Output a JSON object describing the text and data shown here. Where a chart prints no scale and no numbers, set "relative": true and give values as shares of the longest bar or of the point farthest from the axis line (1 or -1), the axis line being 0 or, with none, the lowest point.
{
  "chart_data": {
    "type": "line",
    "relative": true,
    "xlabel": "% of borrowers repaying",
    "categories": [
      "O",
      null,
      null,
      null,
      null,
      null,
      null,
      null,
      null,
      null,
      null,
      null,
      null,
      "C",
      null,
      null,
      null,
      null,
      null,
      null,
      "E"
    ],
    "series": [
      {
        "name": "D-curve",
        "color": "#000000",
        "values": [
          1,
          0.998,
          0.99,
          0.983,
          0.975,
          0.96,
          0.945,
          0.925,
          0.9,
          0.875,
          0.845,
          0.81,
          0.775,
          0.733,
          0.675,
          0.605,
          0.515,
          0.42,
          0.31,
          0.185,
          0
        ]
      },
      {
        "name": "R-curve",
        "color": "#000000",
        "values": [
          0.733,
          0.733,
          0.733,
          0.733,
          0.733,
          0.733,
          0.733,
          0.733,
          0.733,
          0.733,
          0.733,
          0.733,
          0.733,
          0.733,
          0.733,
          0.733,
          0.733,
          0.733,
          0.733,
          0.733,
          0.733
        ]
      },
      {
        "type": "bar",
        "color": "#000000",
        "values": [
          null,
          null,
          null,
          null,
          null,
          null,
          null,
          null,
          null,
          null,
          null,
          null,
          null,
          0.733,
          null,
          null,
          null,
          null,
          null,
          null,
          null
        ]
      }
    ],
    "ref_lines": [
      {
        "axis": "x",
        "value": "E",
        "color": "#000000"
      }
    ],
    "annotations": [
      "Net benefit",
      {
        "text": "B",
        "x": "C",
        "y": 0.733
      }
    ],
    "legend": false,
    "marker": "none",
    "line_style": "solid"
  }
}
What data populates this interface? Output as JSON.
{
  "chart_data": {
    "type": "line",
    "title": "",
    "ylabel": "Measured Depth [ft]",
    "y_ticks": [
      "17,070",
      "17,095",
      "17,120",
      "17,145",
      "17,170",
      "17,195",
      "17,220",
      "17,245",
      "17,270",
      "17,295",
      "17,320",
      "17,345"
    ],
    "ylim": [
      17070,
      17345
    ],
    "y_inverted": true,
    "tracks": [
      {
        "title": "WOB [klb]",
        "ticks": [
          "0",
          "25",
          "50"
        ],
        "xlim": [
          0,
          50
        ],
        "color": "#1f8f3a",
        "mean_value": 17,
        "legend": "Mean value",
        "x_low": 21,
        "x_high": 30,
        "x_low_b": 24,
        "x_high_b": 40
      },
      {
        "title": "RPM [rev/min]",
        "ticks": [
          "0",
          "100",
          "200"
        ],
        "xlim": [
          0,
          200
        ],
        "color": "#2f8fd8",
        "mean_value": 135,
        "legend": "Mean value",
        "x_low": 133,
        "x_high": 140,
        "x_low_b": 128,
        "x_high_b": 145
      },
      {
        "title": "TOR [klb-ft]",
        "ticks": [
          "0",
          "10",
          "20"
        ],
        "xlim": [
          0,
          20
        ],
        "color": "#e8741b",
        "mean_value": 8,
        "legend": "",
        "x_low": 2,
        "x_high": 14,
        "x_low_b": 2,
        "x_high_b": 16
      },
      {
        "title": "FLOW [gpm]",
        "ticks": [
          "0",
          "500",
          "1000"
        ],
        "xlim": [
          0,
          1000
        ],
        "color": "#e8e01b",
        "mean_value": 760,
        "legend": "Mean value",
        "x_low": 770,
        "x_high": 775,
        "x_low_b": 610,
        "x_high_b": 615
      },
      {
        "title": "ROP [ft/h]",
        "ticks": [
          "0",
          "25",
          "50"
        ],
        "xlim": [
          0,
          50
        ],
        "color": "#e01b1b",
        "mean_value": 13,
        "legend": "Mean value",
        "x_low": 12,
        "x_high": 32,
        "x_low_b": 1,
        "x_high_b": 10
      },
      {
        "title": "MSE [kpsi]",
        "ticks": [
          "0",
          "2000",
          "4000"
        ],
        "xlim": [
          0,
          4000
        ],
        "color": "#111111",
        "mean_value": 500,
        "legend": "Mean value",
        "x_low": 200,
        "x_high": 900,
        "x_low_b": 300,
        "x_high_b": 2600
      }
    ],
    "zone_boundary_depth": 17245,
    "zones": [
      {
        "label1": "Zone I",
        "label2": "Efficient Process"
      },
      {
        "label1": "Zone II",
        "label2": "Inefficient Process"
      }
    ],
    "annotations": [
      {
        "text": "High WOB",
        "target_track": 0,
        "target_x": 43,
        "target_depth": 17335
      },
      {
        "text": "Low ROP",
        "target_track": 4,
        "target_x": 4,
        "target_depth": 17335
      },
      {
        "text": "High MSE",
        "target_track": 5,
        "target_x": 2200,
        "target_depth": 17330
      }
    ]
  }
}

====================

_What the task asks_
Write down every line of the data exactly as it appears above.

_Full output_
Output a JSON object describing the text and data shown here. Where a chart prints no scale and no numbers, set "relative": true and give values as shares of the longest bar or of the point farthest from the axis line (1 or -1), the axis line being 0 or, with none, the lowest point.
{
  "chart_data": {
    "type": "line",
    "relative": true,
    "xlabel": "% of borrowers repaying",
    "categories": [
      "O",
      null,
      null,
      null,
      null,
      null,
      null,
      null,
      null,
      null,
      null,
      null,
      null,
      "C",
      null,
      null,
      null,
      null,
      null,
      null,
      "E"
    ],
    "series": [
      {
        "name": "D-curve",
        "color": "#000000",
        "values": [
          1,
          0.998,
          0.99,
          0.983,
          0.975,
          0.96,
          0.945,
          0.925,
          0.9,
          0.875,
          0.845,
          0.81,
          0.775,
          0.733,
          0.675,
          0.605,
          0.515,
          0.42,
          0.31,
          0.185,
          0
        ]
      },
      {
        "name": "R-curve",
        "color": "#000000",
        "values": [
          0.733,
          0.733,
          0.733,
          0.733,
          0.733,
          0.733,
          0.733,
          0.733,
          0.733,
          0.733,
          0.733,
          0.733,
          0.733,
          0.733,
          0.733,
          0.733,
          0.733,
          0.733,
          0.733,
          0.733,
          0.733
        ]
      },
      {
        "type": "bar",
        "color": "#000000",
        "values": [
          null,
          null,
          null,
          null,
          null,
          null,
          null,
          null,
          null,
          null,
          null,
          null,
          null,
          0.733,
          null,
          null,
          null,
          null,
          null,
          null,
          null
        ]
      }
    ],
    "ref_lines": [
      {
        "axis": "x",
        "value": "E",
        "color": "#000000"
      }
    ],
    "annotations": [
      "Net benefit",
      {
        "text": "B",
        "x": "C",
        "y": 0.733
      }
    ],
    "legend": false,
    "marker": "none",
    "line_style": "solid"
  }
}
What data populates this interface? Output as JSON.
{
  "chart_data": {
    "type": "line",
    "title": "",
    "ylabel": "Measured Depth [ft]",
    "y_ticks": [
      "17,070",
      "17,095",
      "17,120",
      "17,145",
      "17,170",
      "17,195",
      "17,220",
      "17,245",
      "17,270",
      "17,295",
      "17,320",
      "17,345"
    ],
    "ylim": [
      17070,
      17345
    ],
    "y_inverted": true,
    "tracks": [
      {
        "title": "WOB [klb]",
        "ticks": [
          "0",
          "25",
          "50"
        ],
        "xlim": [
          0,
          50
        ],
        "color": "#1f8f3a",
        "mean_value": 17,
        "legend": "Mean value",
        "x_low": 21,
        "x_high": 30,
        "x_low_b": 24,
        "x_high_b": 40
      },
      {
        "title": "RPM [rev/min]",
        "ticks": [
          "0",
          "100",
          "200"
        ],
        "xlim": [
          0,
          200
        ],
        "color": "#2f8fd8",
        "mean_value": 135,
        "legend": "Mean value",
        "x_low": 133,
        "x_high": 140,
        "x_low_b": 128,
        "x_high_b": 145
      },
      {
        "title": "TOR [klb-ft]",
        "ticks": [
          "0",
          "10",
          "20"
        ],
        "xlim": [
          0,
          20
        ],
        "color": "#e8741b",
        "mean_value": 8,
        "legend": "",
        "x_low": 2,
        "x_high": 14,
        "x_low_b": 2,
        "x_high_b": 16
      },
      {
        "title": "FLOW [gpm]",
        "ticks": [
          "0",
          "500",
          "1000"
        ],
        "xlim": [
          0,
          1000
        ],
        "color": "#e8e01b",
        "mean_value": 760,
        "legend": "Mean value",
        "x_low": 770,
        "x_high": 775,
        "x_low_b": 610,
        "x_high_b": 615
      },
      {
        "title": "ROP [ft/h]",
        "ticks": [
          "0",
          "25",
          "50"
        ],
        "xlim": [
          0,
          50
        ],
        "color": "#e01b1b",
        "mean_value": 13,
        "legend": "Mean value",
        "x_low": 12,
        "x_high": 32,
        "x_low_b": 1,
        "x_high_b": 10
      },
      {
        "title": "MSE [kpsi]",
        "ticks": [
          "0",
          "2000",
          "4000"
        ],
        "xlim": [
          0,
          4000
        ],
        "color": "#111111",
        "mean_value": 500,
        "legend": "Mean value",
        "x_low": 200,
        "x_high": 900,
        "x_low_b": 300,
        "x_high_b": 2600
      }
    ],
    "zone_boundary_depth": 17245,
    "zones": [
      {
        "label1": "Zone I",
        "label2": "Efficient Process"
      },
      {
        "label1": "Zone II",
        "label2": "Inefficient Process"
      }
    ],
    "annotations": [
      {
        "text": "High WOB",
        "target_track": 0,
        "target_x": 43,
        "target_depth": 17335
      },
      {
        "text": "Low ROP",
        "target_track": 4,
        "target_x": 4,
        "target_depth": 17335
      },
      {
        "text": "High MSE",
        "target_track": 5,
        "target_x": 2200,
        "target_depth": 17330
      }
    ]
  }
}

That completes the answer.